* [What to produce]: Every entry must be given again exactly.

* [Exercise materials]:
start

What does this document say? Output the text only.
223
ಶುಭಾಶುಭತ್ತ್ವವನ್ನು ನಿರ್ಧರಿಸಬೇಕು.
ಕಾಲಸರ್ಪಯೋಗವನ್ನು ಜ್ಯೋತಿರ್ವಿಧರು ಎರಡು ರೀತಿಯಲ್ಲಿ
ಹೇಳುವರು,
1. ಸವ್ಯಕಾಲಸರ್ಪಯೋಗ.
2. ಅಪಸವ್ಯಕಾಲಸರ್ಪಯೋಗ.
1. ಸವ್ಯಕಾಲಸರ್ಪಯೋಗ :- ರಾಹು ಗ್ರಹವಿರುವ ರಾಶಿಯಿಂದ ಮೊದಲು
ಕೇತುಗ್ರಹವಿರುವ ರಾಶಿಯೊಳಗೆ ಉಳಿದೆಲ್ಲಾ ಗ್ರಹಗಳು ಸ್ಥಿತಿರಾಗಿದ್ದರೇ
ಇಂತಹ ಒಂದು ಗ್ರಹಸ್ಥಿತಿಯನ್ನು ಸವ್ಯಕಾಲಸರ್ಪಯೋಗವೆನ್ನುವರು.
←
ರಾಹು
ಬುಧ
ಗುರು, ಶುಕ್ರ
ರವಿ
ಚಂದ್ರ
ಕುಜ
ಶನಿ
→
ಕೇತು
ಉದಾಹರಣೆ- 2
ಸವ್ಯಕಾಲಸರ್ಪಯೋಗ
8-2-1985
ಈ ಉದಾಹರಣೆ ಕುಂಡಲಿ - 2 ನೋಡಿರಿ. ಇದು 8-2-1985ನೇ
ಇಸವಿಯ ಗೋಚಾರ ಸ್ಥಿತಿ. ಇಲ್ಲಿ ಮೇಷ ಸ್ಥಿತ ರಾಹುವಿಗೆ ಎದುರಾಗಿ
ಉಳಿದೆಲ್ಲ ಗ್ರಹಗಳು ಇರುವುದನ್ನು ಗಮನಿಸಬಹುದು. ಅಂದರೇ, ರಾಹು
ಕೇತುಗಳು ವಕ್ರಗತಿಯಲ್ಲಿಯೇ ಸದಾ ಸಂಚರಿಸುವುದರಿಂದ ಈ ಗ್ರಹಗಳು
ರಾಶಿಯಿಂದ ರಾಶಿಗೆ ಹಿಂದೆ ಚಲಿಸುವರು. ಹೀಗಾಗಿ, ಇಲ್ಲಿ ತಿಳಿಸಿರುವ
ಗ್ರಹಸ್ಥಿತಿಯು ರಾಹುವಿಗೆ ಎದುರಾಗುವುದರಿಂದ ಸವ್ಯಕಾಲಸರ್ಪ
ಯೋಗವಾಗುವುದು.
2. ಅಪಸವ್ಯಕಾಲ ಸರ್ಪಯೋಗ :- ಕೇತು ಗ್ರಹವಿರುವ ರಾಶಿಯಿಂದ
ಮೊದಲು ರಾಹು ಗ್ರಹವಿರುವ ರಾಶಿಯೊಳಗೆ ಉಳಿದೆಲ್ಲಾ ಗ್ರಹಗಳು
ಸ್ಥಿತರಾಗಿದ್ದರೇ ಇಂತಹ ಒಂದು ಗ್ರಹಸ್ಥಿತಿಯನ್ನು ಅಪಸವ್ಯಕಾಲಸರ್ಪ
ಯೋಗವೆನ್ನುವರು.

end

* [Response below]:
What does this document say? Output the text only.
223
ಶುಭಾಶುಭತ್ತ್ವವನ್ನು ನಿರ್ಧರಿಸಬೇಕು.
ಕಾಲಸರ್ಪಯೋಗವನ್ನು ಜ್ಯೋತಿರ್ವಿಧರು ಎರಡು ರೀತಿಯಲ್ಲಿ
ಹೇಳುವರು,
1. ಸವ್ಯಕಾಲಸರ್ಪಯೋಗ.
2. ಅಪಸವ್ಯಕಾಲಸರ್ಪಯೋಗ.
1. ಸವ್ಯಕಾಲಸರ್ಪಯೋಗ :- ರಾಹು ಗ್ರಹವಿರುವ ರಾಶಿಯಿಂದ ಮೊದಲು
ಕೇತುಗ್ರಹವಿರುವ ರಾಶಿಯೊಳಗೆ ಉಳಿದೆಲ್ಲಾ ಗ್ರಹಗಳು ಸ್ಥಿತಿರಾಗಿದ್ದರೇ
ಇಂತಹ ಒಂದು ಗ್ರಹಸ್ಥಿತಿಯನ್ನು ಸವ್ಯಕಾಲಸರ್ಪಯೋಗವೆನ್ನುವರು.
←
ರಾಹು
ಬುಧ
ಗುರು, ಶುಕ್ರ
ರವಿ
ಚಂದ್ರ
ಕುಜ
ಶನಿ
→
ಕೇತು
ಉದಾಹರಣೆ- 2
ಸವ್ಯಕಾಲಸರ್ಪಯೋಗ
8-2-1985
ಈ ಉದಾಹರಣೆ ಕುಂಡಲಿ - 2 ನೋಡಿರಿ. ಇದು 8-2-1985ನೇ
ಇಸವಿಯ ಗೋಚಾರ ಸ್ಥಿತಿ. ಇಲ್ಲಿ ಮೇಷ ಸ್ಥಿತ ರಾಹುವಿಗೆ ಎದುರಾಗಿ
ಉಳಿದೆಲ್ಲ ಗ್ರಹಗಳು ಇರುವುದನ್ನು ಗಮನಿಸಬಹುದು. ಅಂದರೇ, ರಾಹು
ಕೇತುಗಳು ವಕ್ರಗತಿಯಲ್ಲಿಯೇ ಸದಾ ಸಂಚರಿಸುವುದರಿಂದ ಈ ಗ್ರಹಗಳು
ರಾಶಿಯಿಂದ ರಾಶಿಗೆ ಹಿಂದೆ ಚಲಿಸುವರು. ಹೀಗಾಗಿ, ಇಲ್ಲಿ ತಿಳಿಸಿರುವ
ಗ್ರಹಸ್ಥಿತಿಯು ರಾಹುವಿಗೆ ಎದುರಾಗುವುದರಿಂದ ಸವ್ಯಕಾಲಸರ್ಪ
ಯೋಗವಾಗುವುದು.
2. ಅಪಸವ್ಯಕಾಲ ಸರ್ಪಯೋಗ :- ಕೇತು ಗ್ರಹವಿರುವ ರಾಶಿಯಿಂದ
ಮೊದಲು ರಾಹು ಗ್ರಹವಿರುವ ರಾಶಿಯೊಳಗೆ ಉಳಿದೆಲ್ಲಾ ಗ್ರಹಗಳು
ಸ್ಥಿತರಾಗಿದ್ದರೇ ಇಂತಹ ಒಂದು ಗ್ರಹಸ್ಥಿತಿಯನ್ನು ಅಪಸವ್ಯಕಾಲಸರ್ಪ
ಯೋಗವೆನ್ನುವರು.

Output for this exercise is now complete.